**Your instructions:** Lift out each line of the data that holds "JSON".

**Material for this task:**
━━━━━━━━━━━━━━━━━━━━

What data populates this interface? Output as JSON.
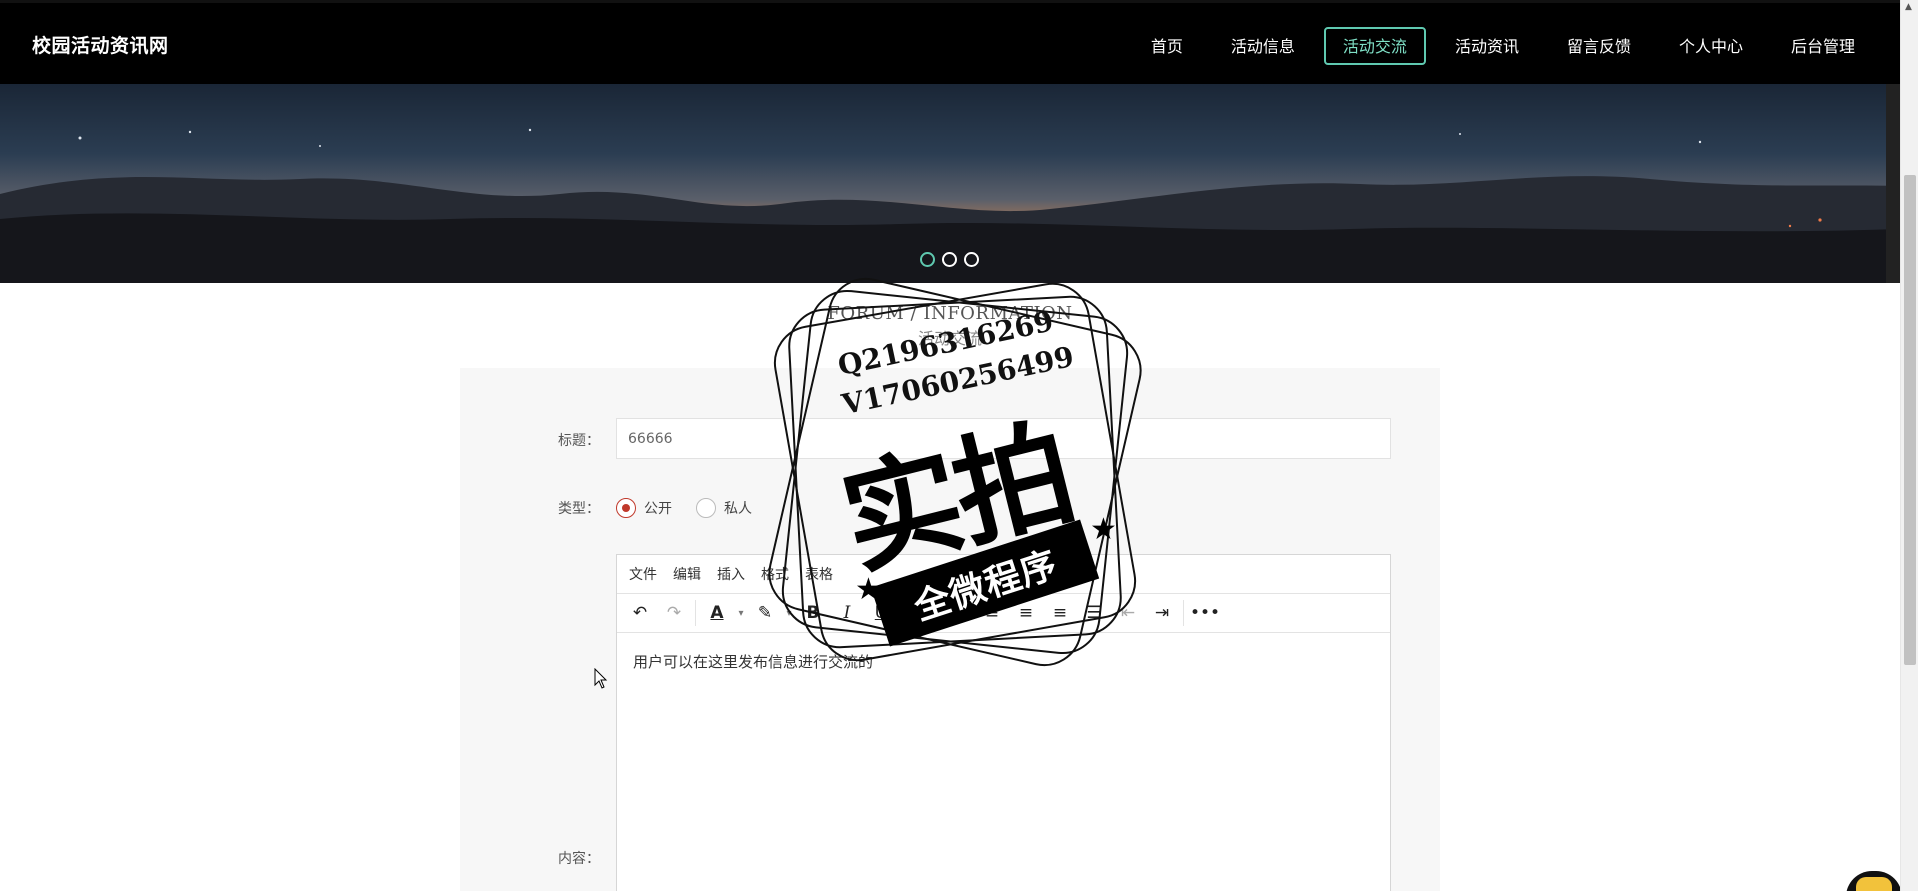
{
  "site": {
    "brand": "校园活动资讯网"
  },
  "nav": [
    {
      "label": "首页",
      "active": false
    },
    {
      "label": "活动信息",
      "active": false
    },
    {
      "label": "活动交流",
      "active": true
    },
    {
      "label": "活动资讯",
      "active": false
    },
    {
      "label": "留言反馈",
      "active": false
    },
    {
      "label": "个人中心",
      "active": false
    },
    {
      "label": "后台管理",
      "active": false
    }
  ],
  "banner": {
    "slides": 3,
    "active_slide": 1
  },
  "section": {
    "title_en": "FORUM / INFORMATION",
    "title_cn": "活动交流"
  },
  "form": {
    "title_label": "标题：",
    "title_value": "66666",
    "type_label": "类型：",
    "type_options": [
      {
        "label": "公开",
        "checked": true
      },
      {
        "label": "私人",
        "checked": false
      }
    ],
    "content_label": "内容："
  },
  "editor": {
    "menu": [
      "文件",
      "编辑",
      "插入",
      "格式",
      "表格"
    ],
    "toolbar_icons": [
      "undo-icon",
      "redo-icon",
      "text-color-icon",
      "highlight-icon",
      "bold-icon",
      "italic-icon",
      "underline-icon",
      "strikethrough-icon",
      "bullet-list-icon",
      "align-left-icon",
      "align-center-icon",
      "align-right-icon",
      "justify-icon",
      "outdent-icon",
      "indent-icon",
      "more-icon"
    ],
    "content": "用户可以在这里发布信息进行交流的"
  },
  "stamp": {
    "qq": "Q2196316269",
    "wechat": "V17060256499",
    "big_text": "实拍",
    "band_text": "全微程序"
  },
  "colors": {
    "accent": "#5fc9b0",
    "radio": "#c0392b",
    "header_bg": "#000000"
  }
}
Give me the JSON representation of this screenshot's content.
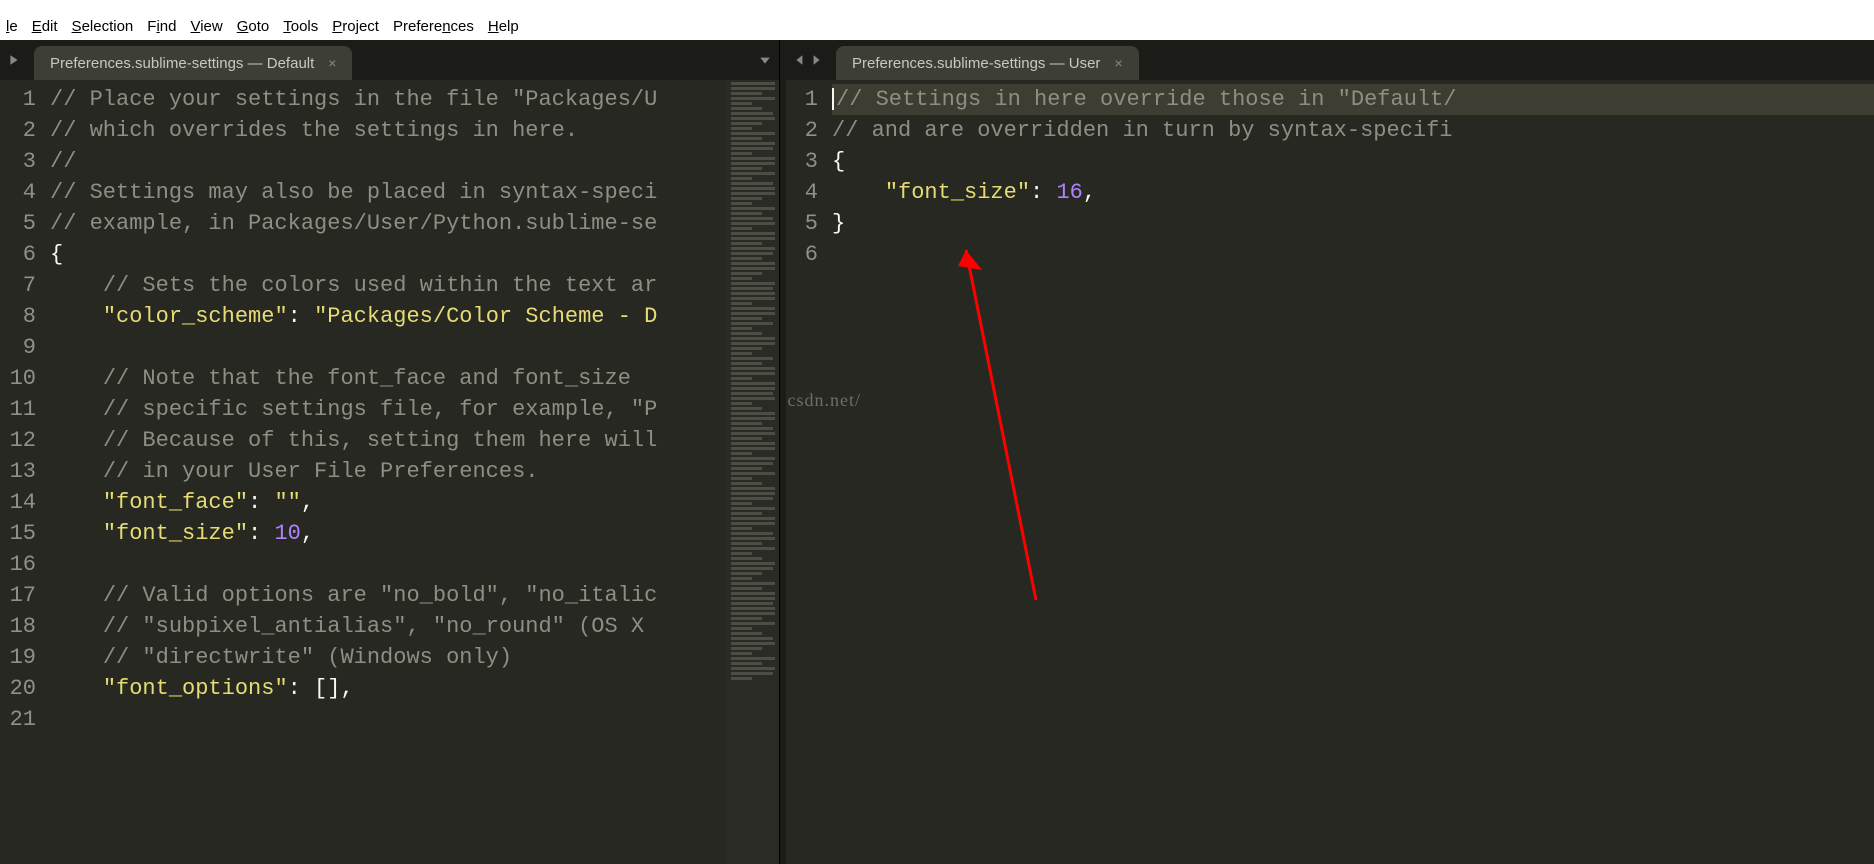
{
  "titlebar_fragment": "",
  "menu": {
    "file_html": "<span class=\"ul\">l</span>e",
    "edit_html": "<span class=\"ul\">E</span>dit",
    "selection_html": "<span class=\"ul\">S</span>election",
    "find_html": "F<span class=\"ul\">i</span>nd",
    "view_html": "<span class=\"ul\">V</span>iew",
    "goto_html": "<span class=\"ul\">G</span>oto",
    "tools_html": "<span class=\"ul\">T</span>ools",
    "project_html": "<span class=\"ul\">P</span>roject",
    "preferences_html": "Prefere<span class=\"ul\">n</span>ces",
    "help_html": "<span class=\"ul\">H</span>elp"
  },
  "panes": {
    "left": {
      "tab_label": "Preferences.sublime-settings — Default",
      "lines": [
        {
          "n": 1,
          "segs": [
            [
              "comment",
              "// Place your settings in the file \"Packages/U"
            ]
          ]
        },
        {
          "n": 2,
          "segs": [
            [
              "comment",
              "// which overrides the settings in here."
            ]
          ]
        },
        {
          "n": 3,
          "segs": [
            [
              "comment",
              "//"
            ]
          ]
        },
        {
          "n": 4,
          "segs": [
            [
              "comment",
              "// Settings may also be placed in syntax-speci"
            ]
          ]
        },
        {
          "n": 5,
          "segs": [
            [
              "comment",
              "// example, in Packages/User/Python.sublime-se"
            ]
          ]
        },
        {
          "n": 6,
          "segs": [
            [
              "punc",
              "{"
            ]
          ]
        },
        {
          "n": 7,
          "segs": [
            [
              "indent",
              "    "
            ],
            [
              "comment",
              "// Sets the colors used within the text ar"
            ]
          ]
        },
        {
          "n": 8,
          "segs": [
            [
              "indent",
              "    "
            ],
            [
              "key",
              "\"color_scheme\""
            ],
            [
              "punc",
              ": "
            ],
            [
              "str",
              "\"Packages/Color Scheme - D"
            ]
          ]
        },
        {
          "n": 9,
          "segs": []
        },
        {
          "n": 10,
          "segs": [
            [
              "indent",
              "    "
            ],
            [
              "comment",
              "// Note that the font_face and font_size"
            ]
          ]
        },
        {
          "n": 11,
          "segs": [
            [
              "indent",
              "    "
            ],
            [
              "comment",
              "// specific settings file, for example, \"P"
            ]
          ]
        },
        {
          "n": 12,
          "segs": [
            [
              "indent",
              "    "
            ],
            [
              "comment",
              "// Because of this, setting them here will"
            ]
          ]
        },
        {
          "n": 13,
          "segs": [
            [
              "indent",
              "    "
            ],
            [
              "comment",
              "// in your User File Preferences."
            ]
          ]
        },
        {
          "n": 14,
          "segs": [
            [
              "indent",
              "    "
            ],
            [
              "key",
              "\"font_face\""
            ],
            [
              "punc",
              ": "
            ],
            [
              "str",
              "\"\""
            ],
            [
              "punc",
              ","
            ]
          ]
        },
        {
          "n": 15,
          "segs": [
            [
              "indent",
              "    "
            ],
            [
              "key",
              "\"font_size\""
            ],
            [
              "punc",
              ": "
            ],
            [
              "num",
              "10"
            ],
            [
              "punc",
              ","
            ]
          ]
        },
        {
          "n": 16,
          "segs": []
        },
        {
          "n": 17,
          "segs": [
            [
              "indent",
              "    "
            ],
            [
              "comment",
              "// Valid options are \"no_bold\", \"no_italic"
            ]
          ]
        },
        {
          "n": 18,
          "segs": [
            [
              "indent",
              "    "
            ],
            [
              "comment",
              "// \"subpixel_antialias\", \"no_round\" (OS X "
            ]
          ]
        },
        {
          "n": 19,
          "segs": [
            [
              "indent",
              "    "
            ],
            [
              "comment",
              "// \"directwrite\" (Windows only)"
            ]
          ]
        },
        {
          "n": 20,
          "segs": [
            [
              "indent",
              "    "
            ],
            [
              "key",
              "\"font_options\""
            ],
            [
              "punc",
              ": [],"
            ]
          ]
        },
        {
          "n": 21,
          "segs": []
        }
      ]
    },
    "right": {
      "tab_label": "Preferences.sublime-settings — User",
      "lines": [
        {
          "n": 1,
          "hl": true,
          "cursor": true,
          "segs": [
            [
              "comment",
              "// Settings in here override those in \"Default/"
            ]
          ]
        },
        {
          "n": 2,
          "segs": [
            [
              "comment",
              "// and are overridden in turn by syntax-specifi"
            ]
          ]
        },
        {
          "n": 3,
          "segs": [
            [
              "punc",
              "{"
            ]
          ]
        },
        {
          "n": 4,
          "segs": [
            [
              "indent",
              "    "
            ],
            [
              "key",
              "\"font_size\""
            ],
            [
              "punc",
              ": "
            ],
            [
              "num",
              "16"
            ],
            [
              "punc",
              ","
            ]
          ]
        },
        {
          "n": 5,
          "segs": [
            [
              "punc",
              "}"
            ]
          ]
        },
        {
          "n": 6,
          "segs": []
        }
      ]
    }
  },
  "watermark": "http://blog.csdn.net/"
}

━━━━━━━━━━━━━━━━━━━━

**Exercise answer:**
What data populates this interface? Output as JSON.
Give me the JSON representation of this screenshot's content.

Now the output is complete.